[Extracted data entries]
____
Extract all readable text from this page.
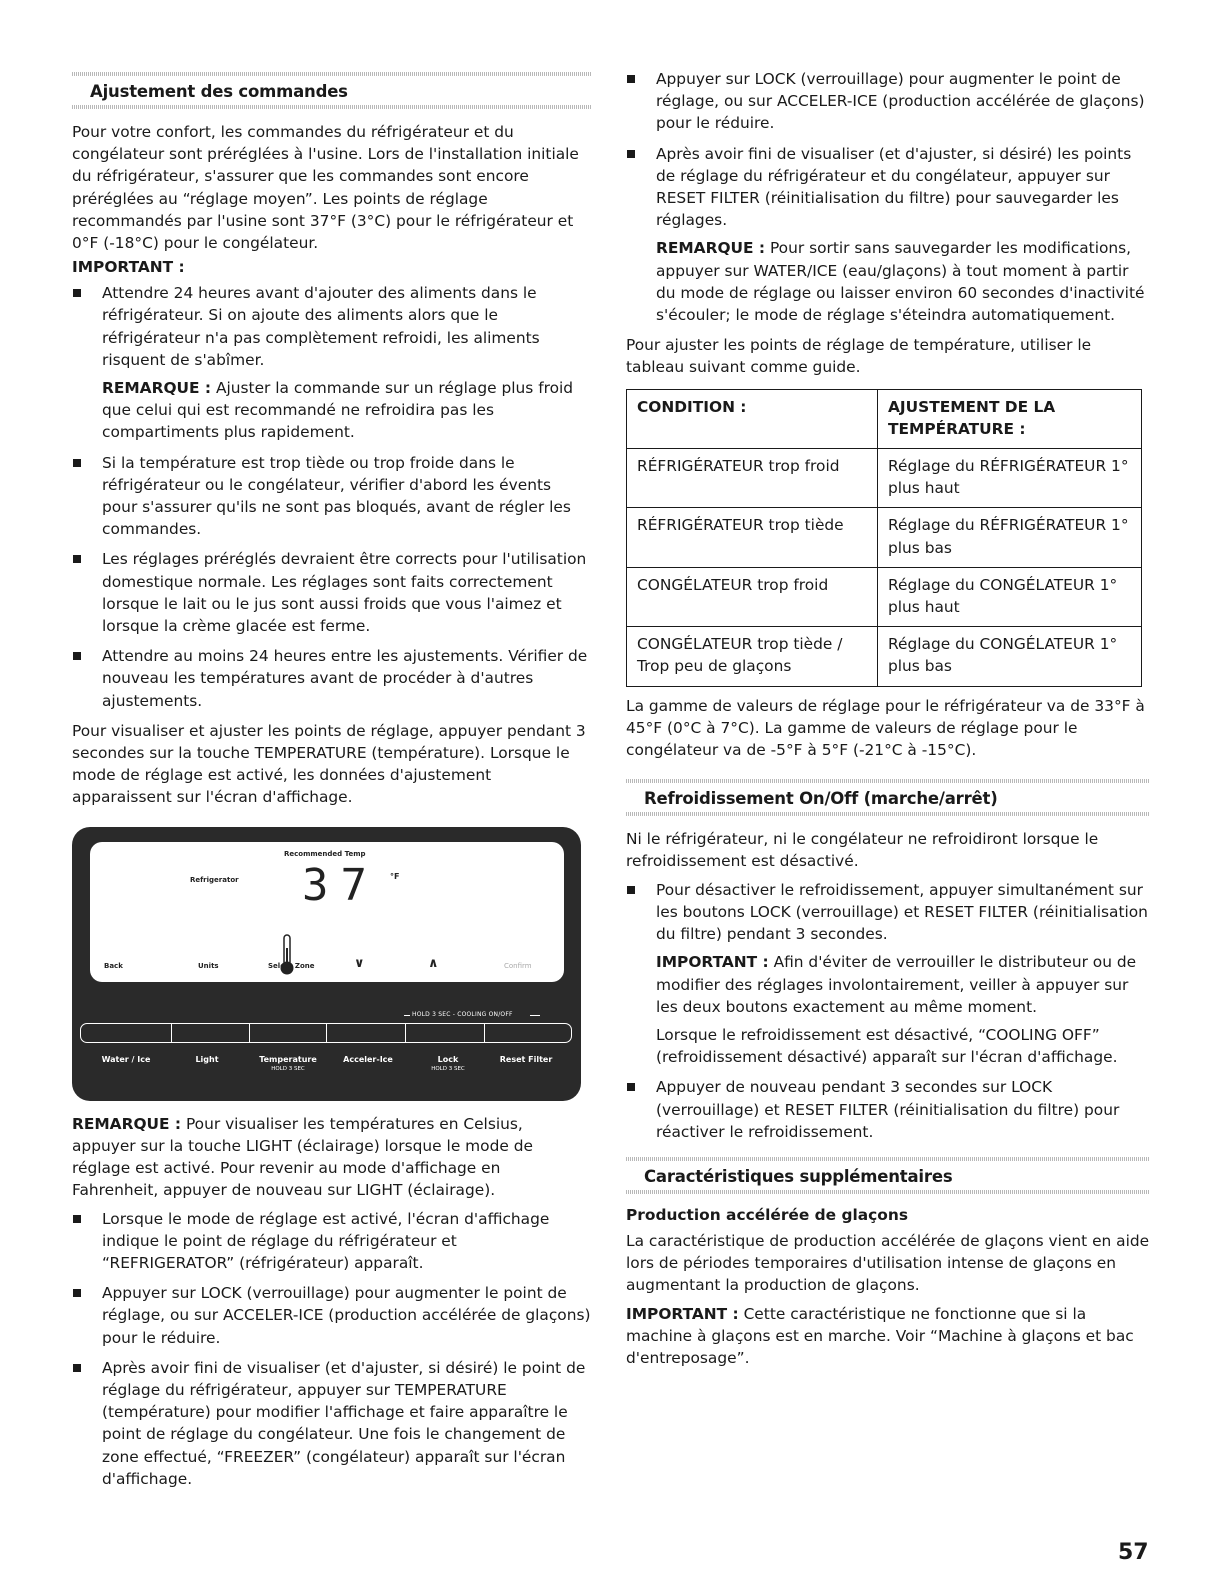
Ajustement des commandes

Pour votre confort, les commandes du réfrigérateur et du congélateur sont préréglées à l'usine. Lors de l'installation initiale du réfrigérateur, s'assurer que les commandes sont encore préréglées au “réglage moyen”. Les points de réglage recommandés par l'usine sont 37°F (3°C) pour le réfrigérateur et 0°F (-18°C) pour le congélateur.

IMPORTANT :
Attendre 24 heures avant d'ajouter des aliments dans le réfrigérateur. Si on ajoute des aliments alors que le réfrigérateur n'a pas complètement refroidi, les aliments risquent de s'abîmer.

REMARQUE : Ajuster la commande sur un réglage plus froid que celui qui est recommandé ne refroidira pas les compartiments plus rapidement.

Si la température est trop tiède ou trop froide dans le réfrigérateur ou le congélateur, vérifier d'abord les évents pour s'assurer qu'ils ne sont pas bloqués, avant de régler les commandes.
Les réglages préréglés devraient être corrects pour l'utilisation domestique normale. Les réglages sont faits correctement lorsque le lait ou le jus sont aussi froids que vous l'aimez et lorsque la crème glacée est ferme.
Attendre au moins 24 heures entre les ajustements. Vérifier de nouveau les températures avant de procéder à d'autres ajustements.

Pour visualiser et ajuster les points de réglage, appuyer pendant 3 secondes sur la touche TEMPERATURE (température). Lorsque le mode de réglage est activé, les données d'ajustement apparaissent sur l'écran d'affichage.

Recommended Temp
Refrigerator 37 °F
Back	Units	Select Zone	∨	∧	Confirm
HOLD 3 SEC - COOLING ON/OFF
Water / Ice	Light	Temperature
HOLD 3 SEC
Acceler-Ice	Lock
HOLD 3 SEC
Reset Filter

REMARQUE : Pour visualiser les températures en Celsius, appuyer sur la touche LIGHT (éclairage) lorsque le mode de réglage est activé. Pour revenir au mode d'affichage en Fahrenheit, appuyer de nouveau sur LIGHT (éclairage).

Lorsque le mode de réglage est activé, l'écran d'affichage indique le point de réglage du réfrigérateur et “REFRIGERATOR” (réfrigérateur) apparaît.
Appuyer sur LOCK (verrouillage) pour augmenter le point de réglage, ou sur ACCELER-ICE (production accélérée de glaçons) pour le réduire.
Après avoir fini de visualiser (et d'ajuster, si désiré) le point de réglage du réfrigérateur, appuyer sur TEMPERATURE (température) pour modifier l'affichage et faire apparaître le point de réglage du congélateur. Une fois le changement de zone effectué, “FREEZER” (congélateur) apparaît sur l'écran d'affichage.
Appuyer sur LOCK (verrouillage) pour augmenter le point de réglage, ou sur ACCELER-ICE (production accélérée de glaçons) pour le réduire.
Après avoir fini de visualiser (et d'ajuster, si désiré) les points de réglage du réfrigérateur et du congélateur, appuyer sur RESET FILTER (réinitialisation du filtre) pour sauvegarder les réglages.

REMARQUE : Pour sortir sans sauvegarder les modifications, appuyer sur WATER/ICE (eau/glaçons) à tout moment à partir du mode de réglage ou laisser environ 60 secondes d'inactivité s'écouler; le mode de réglage s'éteindra automatiquement.

Pour ajuster les points de réglage de température, utiliser le tableau suivant comme guide.

CONDITION :	AJUSTEMENT DE LA TEMPÉRATURE :
RÉFRIGÉRATEUR trop froid	Réglage du RÉFRIGÉRATEUR 1° plus haut
RÉFRIGÉRATEUR trop tiède	Réglage du RÉFRIGÉRATEUR 1° plus bas
CONGÉLATEUR trop froid	Réglage du CONGÉLATEUR 1° plus haut
CONGÉLATEUR trop tiède /
Trop peu de glaçons	Réglage du CONGÉLATEUR 1° plus bas

La gamme de valeurs de réglage pour le réfrigérateur va de 33°F à 45°F (0°C à 7°C). La gamme de valeurs de réglage pour le congélateur va de -5°F à 5°F (-21°C à -15°C).

Refroidissement On/Off (marche/arrêt)

Ni le réfrigérateur, ni le congélateur ne refroidiront lorsque le refroidissement est désactivé.

Pour désactiver le refroidissement, appuyer simultanément sur les boutons LOCK (verrouillage) et RESET FILTER (réinitialisation du filtre) pendant 3 secondes.

IMPORTANT : Afin d'éviter de verrouiller le distributeur ou de modifier des réglages involontairement, veiller à appuyer sur les deux boutons exactement au même moment.

Lorsque le refroidissement est désactivé, “COOLING OFF” (refroidissement désactivé) apparaît sur l'écran d'affichage.

Appuyer de nouveau pendant 3 secondes sur LOCK (verrouillage) et RESET FILTER (réinitialisation du filtre) pour réactiver le refroidissement.
Caractéristiques supplémentaires
Production accélérée de glaçons

La caractéristique de production accélérée de glaçons vient en aide lors de périodes temporaires d'utilisation intense de glaçons en augmentant la production de glaçons.

IMPORTANT : Cette caractéristique ne fonctionne que si la machine à glaçons est en marche. Voir “Machine à glaçons et bac d'entreposage”.

57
____
- _Short problem_
Leave the images out, please, and restate each line word for word.

- _Finished answer_
Extract all readable text from this page.
Ajustement des commandes

Pour votre confort, les commandes du réfrigérateur et du congélateur sont préréglées à l'usine. Lors de l'installation initiale du réfrigérateur, s'assurer que les commandes sont encore préréglées au “réglage moyen”. Les points de réglage recommandés par l'usine sont 37°F (3°C) pour le réfrigérateur et 0°F (-18°C) pour le congélateur.

IMPORTANT :
Attendre 24 heures avant d'ajouter des aliments dans le réfrigérateur. Si on ajoute des aliments alors que le réfrigérateur n'a pas complètement refroidi, les aliments risquent de s'abîmer.

REMARQUE : Ajuster la commande sur un réglage plus froid que celui qui est recommandé ne refroidira pas les compartiments plus rapidement.

Si la température est trop tiède ou trop froide dans le réfrigérateur ou le congélateur, vérifier d'abord les évents pour s'assurer qu'ils ne sont pas bloqués, avant de régler les commandes.
Les réglages préréglés devraient être corrects pour l'utilisation domestique normale. Les réglages sont faits correctement lorsque le lait ou le jus sont aussi froids que vous l'aimez et lorsque la crème glacée est ferme.
Attendre au moins 24 heures entre les ajustements. Vérifier de nouveau les températures avant de procéder à d'autres ajustements.

Pour visualiser et ajuster les points de réglage, appuyer pendant 3 secondes sur la touche TEMPERATURE (température). Lorsque le mode de réglage est activé, les données d'ajustement apparaissent sur l'écran d'affichage.

Recommended Temp
Refrigerator 37 °F
Back	Units	Select Zone	∨	∧	Confirm
HOLD 3 SEC - COOLING ON/OFF
Water / Ice	Light	Temperature
HOLD 3 SEC
Acceler-Ice	Lock
HOLD 3 SEC
Reset Filter

REMARQUE : Pour visualiser les températures en Celsius, appuyer sur la touche LIGHT (éclairage) lorsque le mode de réglage est activé. Pour revenir au mode d'affichage en Fahrenheit, appuyer de nouveau sur LIGHT (éclairage).

Lorsque le mode de réglage est activé, l'écran d'affichage indique le point de réglage du réfrigérateur et “REFRIGERATOR” (réfrigérateur) apparaît.
Appuyer sur LOCK (verrouillage) pour augmenter le point de réglage, ou sur ACCELER-ICE (production accélérée de glaçons) pour le réduire.
Après avoir fini de visualiser (et d'ajuster, si désiré) le point de réglage du réfrigérateur, appuyer sur TEMPERATURE (température) pour modifier l'affichage et faire apparaître le point de réglage du congélateur. Une fois le changement de zone effectué, “FREEZER” (congélateur) apparaît sur l'écran d'affichage.
Appuyer sur LOCK (verrouillage) pour augmenter le point de réglage, ou sur ACCELER-ICE (production accélérée de glaçons) pour le réduire.
Après avoir fini de visualiser (et d'ajuster, si désiré) les points de réglage du réfrigérateur et du congélateur, appuyer sur RESET FILTER (réinitialisation du filtre) pour sauvegarder les réglages.

REMARQUE : Pour sortir sans sauvegarder les modifications, appuyer sur WATER/ICE (eau/glaçons) à tout moment à partir du mode de réglage ou laisser environ 60 secondes d'inactivité s'écouler; le mode de réglage s'éteindra automatiquement.

Pour ajuster les points de réglage de température, utiliser le tableau suivant comme guide.

CONDITION :	AJUSTEMENT DE LA TEMPÉRATURE :
RÉFRIGÉRATEUR trop froid	Réglage du RÉFRIGÉRATEUR 1° plus haut
RÉFRIGÉRATEUR trop tiède	Réglage du RÉFRIGÉRATEUR 1° plus bas
CONGÉLATEUR trop froid	Réglage du CONGÉLATEUR 1° plus haut
CONGÉLATEUR trop tiède /
Trop peu de glaçons	Réglage du CONGÉLATEUR 1° plus bas

La gamme de valeurs de réglage pour le réfrigérateur va de 33°F à 45°F (0°C à 7°C). La gamme de valeurs de réglage pour le congélateur va de -5°F à 5°F (-21°C à -15°C).

Refroidissement On/Off (marche/arrêt)

Ni le réfrigérateur, ni le congélateur ne refroidiront lorsque le refroidissement est désactivé.

Pour désactiver le refroidissement, appuyer simultanément sur les boutons LOCK (verrouillage) et RESET FILTER (réinitialisation du filtre) pendant 3 secondes.

IMPORTANT : Afin d'éviter de verrouiller le distributeur ou de modifier des réglages involontairement, veiller à appuyer sur les deux boutons exactement au même moment.

Lorsque le refroidissement est désactivé, “COOLING OFF” (refroidissement désactivé) apparaît sur l'écran d'affichage.

Appuyer de nouveau pendant 3 secondes sur LOCK (verrouillage) et RESET FILTER (réinitialisation du filtre) pour réactiver le refroidissement.
Caractéristiques supplémentaires
Production accélérée de glaçons

La caractéristique de production accélérée de glaçons vient en aide lors de périodes temporaires d'utilisation intense de glaçons en augmentant la production de glaçons.

IMPORTANT : Cette caractéristique ne fonctionne que si la machine à glaçons est en marche. Voir “Machine à glaçons et bac d'entreposage”.

57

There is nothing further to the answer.